*Task requirements:*
Type out the records that follow, exactly as given.

*Exercise inputs:*
## Begin
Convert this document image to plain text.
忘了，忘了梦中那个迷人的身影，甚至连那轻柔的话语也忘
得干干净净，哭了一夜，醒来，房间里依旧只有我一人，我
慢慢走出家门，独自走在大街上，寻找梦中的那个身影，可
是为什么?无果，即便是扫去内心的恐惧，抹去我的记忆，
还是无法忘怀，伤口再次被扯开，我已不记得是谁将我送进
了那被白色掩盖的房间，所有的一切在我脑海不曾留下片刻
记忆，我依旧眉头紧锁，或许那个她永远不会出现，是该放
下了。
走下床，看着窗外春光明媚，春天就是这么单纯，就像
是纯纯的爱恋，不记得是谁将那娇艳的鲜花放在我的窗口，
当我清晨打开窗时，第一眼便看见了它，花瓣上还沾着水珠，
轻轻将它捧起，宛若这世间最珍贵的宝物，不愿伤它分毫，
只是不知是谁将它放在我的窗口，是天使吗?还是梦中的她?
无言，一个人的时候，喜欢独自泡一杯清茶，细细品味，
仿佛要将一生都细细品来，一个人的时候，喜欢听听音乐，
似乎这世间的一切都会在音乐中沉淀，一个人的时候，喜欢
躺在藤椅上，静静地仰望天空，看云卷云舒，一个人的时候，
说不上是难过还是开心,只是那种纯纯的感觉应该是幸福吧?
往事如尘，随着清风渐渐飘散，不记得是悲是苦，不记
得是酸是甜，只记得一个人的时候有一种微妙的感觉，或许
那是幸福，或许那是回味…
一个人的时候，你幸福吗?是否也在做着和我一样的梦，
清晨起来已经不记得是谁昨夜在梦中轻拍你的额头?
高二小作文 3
## End
*Task output:*
Convert this document image to plain text.
忘了，忘了梦中那个迷人的身影，甚至连那轻柔的话语也忘
得干干净净，哭了一夜，醒来，房间里依旧只有我一人，我
慢慢走出家门，独自走在大街上，寻找梦中的那个身影，可
是为什么?无果，即便是扫去内心的恐惧，抹去我的记忆，
还是无法忘怀，伤口再次被扯开，我已不记得是谁将我送进
了那被白色掩盖的房间，所有的一切在我脑海不曾留下片刻
记忆，我依旧眉头紧锁，或许那个她永远不会出现，是该放
下了。
走下床，看着窗外春光明媚，春天就是这么单纯，就像
是纯纯的爱恋，不记得是谁将那娇艳的鲜花放在我的窗口，
当我清晨打开窗时，第一眼便看见了它，花瓣上还沾着水珠，
轻轻将它捧起，宛若这世间最珍贵的宝物，不愿伤它分毫，
只是不知是谁将它放在我的窗口，是天使吗?还是梦中的她?
无言，一个人的时候，喜欢独自泡一杯清茶，细细品味，
仿佛要将一生都细细品来，一个人的时候，喜欢听听音乐，
似乎这世间的一切都会在音乐中沉淀，一个人的时候，喜欢
躺在藤椅上，静静地仰望天空，看云卷云舒，一个人的时候，
说不上是难过还是开心,只是那种纯纯的感觉应该是幸福吧?
往事如尘，随着清风渐渐飘散，不记得是悲是苦，不记
得是酸是甜，只记得一个人的时候有一种微妙的感觉，或许
那是幸福，或许那是回味…
一个人的时候，你幸福吗?是否也在做着和我一样的梦，
清晨起来已经不记得是谁昨夜在梦中轻拍你的额头?
高二小作文 3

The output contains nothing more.